[Your goal] Give the count of lines in the data that include "ylabel", with no other words.

[Input records]
** START **

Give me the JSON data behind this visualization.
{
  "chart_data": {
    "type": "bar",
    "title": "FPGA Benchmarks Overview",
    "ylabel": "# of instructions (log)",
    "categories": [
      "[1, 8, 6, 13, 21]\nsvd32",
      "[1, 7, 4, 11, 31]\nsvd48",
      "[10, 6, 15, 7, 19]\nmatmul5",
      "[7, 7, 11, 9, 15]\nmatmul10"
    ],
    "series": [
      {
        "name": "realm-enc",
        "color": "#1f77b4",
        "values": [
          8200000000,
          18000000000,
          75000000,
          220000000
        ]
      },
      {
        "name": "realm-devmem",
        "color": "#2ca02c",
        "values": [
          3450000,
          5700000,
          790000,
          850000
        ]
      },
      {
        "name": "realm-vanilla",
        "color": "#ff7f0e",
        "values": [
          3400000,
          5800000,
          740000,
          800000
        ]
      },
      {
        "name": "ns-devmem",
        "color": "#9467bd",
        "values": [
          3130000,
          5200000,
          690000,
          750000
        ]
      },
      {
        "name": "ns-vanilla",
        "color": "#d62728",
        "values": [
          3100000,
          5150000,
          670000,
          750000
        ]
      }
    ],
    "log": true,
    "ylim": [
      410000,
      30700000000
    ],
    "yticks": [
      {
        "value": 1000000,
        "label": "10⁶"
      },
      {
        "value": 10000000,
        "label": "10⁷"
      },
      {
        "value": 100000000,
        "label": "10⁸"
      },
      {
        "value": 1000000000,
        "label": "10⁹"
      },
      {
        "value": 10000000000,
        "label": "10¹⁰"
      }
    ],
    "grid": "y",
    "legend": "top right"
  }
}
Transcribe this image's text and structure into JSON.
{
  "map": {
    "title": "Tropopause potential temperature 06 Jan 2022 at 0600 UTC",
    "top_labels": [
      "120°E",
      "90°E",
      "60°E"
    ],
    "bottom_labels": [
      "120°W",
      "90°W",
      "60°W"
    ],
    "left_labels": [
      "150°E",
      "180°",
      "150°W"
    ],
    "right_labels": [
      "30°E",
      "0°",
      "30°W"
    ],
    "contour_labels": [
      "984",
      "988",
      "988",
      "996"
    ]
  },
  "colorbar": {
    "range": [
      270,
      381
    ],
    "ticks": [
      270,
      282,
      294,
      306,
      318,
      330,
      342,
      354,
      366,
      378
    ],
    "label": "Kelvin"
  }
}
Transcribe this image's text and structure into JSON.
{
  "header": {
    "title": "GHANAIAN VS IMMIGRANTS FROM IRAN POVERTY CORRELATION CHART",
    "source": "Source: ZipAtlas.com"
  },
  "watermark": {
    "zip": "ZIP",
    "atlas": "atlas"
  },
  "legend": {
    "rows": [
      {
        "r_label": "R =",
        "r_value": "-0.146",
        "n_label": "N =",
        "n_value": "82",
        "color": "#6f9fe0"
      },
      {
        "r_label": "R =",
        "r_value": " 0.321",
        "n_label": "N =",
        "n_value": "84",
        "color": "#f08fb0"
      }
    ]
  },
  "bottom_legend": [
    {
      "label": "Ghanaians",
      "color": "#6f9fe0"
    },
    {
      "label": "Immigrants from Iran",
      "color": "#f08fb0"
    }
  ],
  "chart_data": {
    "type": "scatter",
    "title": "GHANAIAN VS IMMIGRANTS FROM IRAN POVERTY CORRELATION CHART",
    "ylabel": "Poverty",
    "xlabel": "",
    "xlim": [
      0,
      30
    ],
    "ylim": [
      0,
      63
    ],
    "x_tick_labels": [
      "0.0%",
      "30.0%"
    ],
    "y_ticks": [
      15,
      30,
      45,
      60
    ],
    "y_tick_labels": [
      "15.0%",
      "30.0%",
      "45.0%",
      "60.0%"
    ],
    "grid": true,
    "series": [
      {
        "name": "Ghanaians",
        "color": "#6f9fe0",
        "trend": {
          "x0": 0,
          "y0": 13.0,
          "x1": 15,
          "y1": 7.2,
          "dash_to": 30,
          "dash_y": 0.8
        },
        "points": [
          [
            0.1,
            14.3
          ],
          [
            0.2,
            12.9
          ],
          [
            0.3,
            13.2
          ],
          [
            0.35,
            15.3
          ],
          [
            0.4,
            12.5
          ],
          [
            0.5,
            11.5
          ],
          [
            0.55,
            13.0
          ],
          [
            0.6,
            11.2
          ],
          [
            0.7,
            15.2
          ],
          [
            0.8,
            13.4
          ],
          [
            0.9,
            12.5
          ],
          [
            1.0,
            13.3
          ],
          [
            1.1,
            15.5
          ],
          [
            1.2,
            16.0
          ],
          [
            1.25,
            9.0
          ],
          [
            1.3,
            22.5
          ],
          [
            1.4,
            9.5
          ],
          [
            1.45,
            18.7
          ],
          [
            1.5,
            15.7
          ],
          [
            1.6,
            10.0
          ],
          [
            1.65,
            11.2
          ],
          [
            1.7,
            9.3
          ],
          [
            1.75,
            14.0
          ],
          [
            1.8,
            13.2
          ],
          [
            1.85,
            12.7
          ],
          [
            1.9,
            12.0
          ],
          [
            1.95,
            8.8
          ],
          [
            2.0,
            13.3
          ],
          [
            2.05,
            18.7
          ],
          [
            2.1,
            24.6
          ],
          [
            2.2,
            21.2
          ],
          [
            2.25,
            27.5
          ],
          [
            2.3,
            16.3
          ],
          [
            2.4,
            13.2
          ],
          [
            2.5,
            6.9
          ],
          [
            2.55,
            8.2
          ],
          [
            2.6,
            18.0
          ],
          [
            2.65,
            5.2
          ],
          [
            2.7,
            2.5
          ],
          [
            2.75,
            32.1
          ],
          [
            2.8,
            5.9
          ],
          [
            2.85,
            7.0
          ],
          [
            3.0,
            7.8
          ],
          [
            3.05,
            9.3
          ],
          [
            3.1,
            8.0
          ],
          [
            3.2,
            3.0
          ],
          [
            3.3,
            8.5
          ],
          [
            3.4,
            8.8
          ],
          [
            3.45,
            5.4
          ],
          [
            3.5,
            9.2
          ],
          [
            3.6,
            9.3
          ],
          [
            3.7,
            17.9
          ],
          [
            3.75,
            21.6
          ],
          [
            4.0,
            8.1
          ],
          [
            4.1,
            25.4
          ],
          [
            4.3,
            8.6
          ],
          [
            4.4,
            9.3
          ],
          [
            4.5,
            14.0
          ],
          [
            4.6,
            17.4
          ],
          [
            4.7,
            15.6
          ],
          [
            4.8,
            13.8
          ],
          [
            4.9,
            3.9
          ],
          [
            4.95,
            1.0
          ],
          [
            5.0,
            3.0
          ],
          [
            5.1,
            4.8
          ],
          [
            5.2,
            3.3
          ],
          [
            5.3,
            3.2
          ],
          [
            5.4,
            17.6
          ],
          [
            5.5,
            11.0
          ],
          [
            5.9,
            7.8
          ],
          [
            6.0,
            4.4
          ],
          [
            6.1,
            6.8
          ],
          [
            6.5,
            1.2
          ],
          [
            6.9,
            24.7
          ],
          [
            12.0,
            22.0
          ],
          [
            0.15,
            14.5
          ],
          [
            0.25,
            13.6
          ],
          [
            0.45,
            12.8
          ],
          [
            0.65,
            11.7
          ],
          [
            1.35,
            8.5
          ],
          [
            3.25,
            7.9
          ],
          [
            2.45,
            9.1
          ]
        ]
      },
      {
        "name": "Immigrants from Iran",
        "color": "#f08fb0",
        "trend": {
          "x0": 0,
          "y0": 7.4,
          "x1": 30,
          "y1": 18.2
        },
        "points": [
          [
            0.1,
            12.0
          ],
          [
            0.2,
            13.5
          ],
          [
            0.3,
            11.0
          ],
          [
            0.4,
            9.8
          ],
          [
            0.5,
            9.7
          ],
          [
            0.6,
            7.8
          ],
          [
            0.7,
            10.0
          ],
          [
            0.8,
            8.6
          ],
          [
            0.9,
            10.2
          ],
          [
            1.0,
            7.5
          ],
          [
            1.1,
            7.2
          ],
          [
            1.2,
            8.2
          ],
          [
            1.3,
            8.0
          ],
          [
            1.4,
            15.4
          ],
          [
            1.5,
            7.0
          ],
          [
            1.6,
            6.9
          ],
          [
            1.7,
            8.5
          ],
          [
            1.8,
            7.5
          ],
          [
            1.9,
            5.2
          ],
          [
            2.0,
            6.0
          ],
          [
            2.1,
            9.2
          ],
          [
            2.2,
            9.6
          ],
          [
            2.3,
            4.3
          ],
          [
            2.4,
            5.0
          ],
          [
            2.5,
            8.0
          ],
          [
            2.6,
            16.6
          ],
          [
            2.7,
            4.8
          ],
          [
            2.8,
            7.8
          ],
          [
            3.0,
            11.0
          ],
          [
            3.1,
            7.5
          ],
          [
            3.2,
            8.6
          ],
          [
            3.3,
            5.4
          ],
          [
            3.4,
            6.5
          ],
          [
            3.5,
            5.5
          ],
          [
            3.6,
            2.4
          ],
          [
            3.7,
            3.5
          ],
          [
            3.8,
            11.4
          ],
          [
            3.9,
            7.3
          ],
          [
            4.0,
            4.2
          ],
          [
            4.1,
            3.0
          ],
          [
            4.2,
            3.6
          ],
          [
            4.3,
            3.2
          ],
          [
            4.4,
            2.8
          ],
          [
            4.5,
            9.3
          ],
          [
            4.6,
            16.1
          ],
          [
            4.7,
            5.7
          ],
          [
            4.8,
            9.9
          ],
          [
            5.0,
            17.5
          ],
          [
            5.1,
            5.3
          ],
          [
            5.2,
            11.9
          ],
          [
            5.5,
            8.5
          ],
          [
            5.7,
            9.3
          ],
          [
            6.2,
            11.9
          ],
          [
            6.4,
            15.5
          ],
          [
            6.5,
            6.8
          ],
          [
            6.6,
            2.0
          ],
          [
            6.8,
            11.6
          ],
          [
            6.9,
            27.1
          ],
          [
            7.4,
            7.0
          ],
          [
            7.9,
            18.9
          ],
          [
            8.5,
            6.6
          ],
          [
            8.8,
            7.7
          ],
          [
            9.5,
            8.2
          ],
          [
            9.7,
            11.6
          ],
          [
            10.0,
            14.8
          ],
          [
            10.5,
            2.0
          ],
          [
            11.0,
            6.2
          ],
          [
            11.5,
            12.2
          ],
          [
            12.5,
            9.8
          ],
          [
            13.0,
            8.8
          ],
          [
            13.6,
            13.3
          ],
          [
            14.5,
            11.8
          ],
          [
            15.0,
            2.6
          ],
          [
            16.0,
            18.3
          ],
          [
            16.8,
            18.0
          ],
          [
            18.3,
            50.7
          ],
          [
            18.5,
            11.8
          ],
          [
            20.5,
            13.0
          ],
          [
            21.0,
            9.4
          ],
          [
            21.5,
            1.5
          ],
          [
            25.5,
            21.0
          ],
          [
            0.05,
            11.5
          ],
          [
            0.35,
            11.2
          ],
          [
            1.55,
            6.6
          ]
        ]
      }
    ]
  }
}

** END **

[Answer to this task] 2